How to Design UI Systems With an Agent
A practical guide to using an agent for interface design: directions, system fit, state coverage, critique, and approval.
Founder, Task Machine
UI system design is the process of turning a component or interface request into a spec that extends the product's existing design system instead of creating another one-off. The work includes requirements, multiple design directions, domain-model checks, token and component reuse, state coverage, accessibility review, and human approval before anything becomes canonical.
The value is consistency. A rushed design can look acceptable in one screenshot while adding a new pattern, a new token, a new state rule, or a new accessibility gap that engineers and users pay for later. A useful process keeps exploration wide, then narrows on a spec that the system can actually absorb.
Why UI one-offs quietly fragment products
Design systems usually break by accumulation, not by one big mistake. A page adds a local dropdown because it is faster. A component grows a boolean prop for one case. Empty, loading, error, disabled, focus, and mobile states are left for implementation. The product still ships, but the next designer or engineer inherits a wider surface with less clarity.
The hidden cost is decision debt. Teams spend review time debating details that should have been encoded in components, tokens, and composition patterns. Users notice the inconsistency as friction: similar controls behave differently, forms recover from errors differently, and keyboard focus becomes unreliable.
What the manual process looks like
A good UI system design process has five steps:
- Gather requirements: the problem, the caller or user, key operations, constraints, and what the interface should expose or hide.
- Map visible elements back to the domain model and flag anything the model cannot support.
- Explore at least three genuinely different directions: minimal surface, flexible surface, common-case optimization, or a borrowed paradigm.
- Compare the directions on simplicity, depth, system fit, implementation efficiency, and misuse-resistance.
- Write an annotated spec covering components, tokens, composition pattern, every state, accessibility, keyboard behavior, responsiveness, and any system gaps, then get approval.
The manual version requires discipline because the first plausible design is rarely the best one. The point is not to generate more artifacts. It is to force real alternatives before choosing.
What an agent can automate
The UI Design-System / Interface Designer playbook is useful when the agent is constrained to design, not implement:
- Gather system-aware requirements. The agent captures the problem, callers, key interactions, constraints, exposed concepts, and hidden complexity before drawing the interface.
- Explore distinct directions. It produces at least three different approaches, with each direction shaped by a different constraint. The directions must not collapse into cosmetic variants.
- Compare before synthesis. It evaluates simplicity, depth, general-purpose fit, implementation efficiency, and misuse-resistance, then combines the best ideas into one spec.
- Reuse before adding. It names the existing components and tokens the spec reuses or extends. If a new component or token seems necessary, it flags that as a system gap.

|---|

WHAT YOU SHOULD DO:
List the criteria that the manual process in the UI design guide uses to compare design directions.

Box coordinate listings
|---|

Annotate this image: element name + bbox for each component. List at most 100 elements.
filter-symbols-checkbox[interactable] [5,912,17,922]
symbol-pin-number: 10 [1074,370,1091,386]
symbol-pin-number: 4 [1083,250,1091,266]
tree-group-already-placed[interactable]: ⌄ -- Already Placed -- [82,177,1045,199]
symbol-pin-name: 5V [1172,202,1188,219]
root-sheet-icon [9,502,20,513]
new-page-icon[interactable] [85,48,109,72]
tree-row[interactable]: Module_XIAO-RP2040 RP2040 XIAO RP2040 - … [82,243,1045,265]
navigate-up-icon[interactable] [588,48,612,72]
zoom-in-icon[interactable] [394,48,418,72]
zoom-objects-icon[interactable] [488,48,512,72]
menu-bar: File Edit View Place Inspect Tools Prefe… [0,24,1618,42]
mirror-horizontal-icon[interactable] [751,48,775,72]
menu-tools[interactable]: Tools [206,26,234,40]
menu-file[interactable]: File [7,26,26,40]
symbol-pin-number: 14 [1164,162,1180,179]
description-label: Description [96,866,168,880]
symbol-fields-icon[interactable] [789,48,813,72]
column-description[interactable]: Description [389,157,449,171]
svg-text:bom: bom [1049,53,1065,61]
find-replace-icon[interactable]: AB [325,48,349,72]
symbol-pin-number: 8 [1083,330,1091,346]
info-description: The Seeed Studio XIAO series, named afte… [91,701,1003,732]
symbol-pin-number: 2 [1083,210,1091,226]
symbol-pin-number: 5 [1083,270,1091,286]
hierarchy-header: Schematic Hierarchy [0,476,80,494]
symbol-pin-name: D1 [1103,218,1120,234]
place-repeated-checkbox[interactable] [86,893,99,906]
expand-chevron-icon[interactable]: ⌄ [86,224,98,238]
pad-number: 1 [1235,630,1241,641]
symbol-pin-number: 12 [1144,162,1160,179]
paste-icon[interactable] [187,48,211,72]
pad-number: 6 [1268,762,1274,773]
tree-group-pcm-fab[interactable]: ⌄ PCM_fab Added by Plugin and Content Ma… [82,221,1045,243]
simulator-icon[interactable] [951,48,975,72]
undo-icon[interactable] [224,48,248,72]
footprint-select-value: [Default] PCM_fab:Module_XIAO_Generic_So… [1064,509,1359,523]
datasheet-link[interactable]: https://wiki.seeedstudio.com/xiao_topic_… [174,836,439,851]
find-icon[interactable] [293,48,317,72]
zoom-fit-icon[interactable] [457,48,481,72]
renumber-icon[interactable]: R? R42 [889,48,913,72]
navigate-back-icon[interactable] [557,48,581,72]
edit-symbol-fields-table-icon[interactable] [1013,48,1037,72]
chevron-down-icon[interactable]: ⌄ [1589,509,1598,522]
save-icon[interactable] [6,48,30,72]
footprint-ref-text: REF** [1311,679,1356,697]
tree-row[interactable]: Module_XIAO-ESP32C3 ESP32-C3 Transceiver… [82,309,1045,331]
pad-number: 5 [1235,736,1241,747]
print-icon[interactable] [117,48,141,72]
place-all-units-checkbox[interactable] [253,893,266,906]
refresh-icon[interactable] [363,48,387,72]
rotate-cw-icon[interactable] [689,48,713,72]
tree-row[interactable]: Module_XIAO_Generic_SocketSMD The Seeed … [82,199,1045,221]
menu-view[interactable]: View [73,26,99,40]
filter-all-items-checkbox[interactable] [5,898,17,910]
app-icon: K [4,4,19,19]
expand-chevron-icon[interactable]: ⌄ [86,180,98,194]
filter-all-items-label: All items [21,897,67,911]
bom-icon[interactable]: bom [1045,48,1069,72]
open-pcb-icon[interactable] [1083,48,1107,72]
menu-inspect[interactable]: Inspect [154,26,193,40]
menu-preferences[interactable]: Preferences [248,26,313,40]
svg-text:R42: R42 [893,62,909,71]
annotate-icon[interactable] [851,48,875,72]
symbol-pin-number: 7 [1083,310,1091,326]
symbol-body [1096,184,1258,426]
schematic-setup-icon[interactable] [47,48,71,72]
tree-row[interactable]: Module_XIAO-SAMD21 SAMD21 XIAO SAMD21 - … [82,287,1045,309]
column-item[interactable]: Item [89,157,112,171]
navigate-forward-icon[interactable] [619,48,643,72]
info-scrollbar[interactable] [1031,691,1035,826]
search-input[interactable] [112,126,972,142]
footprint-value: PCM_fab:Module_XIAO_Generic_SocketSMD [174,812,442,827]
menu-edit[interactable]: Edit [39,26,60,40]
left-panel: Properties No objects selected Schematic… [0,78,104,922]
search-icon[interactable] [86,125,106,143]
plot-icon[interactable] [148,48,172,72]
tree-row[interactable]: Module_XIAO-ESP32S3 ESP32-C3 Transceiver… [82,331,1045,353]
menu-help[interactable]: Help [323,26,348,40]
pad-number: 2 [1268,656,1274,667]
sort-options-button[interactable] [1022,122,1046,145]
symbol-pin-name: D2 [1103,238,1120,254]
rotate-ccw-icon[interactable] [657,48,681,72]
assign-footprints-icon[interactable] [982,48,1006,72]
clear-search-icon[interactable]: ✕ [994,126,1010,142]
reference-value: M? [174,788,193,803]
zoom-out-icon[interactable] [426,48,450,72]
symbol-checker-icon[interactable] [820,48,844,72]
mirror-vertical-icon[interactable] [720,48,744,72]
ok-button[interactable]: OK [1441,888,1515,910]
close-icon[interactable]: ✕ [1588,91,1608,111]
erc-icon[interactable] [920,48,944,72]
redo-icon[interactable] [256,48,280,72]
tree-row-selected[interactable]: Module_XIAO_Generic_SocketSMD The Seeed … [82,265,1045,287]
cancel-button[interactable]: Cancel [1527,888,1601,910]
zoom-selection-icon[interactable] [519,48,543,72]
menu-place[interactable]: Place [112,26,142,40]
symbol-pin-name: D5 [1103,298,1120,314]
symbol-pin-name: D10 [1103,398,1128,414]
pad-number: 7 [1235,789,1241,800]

|---|

RESPONSE:
- Simplicity
- Depth
- System fit
- Implementation efficiency
- Misuse-resistance